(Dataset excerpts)
— begin —
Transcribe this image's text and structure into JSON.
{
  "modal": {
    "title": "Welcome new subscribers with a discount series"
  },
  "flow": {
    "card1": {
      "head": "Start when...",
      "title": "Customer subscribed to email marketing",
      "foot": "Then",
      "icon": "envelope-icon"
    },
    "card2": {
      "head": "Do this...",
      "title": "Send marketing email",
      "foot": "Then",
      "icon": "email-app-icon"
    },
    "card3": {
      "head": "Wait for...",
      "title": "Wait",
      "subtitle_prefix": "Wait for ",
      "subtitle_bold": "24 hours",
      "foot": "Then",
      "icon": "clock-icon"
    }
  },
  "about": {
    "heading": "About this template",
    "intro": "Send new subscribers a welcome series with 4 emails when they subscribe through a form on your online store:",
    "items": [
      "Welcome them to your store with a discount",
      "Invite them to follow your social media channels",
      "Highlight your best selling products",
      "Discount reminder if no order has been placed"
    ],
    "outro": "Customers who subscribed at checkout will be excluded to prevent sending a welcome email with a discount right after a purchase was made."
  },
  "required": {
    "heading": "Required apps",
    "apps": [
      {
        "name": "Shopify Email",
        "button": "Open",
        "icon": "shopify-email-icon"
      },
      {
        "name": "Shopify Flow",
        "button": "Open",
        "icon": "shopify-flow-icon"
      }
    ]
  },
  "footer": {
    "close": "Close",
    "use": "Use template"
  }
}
— end —
Identify and list each line with the word "when".

Completed exercise.
      "head": "Start when...",
    "intro": "Send new subscribers a welcome series with 4 emails when they subscribe through a form on your online store:",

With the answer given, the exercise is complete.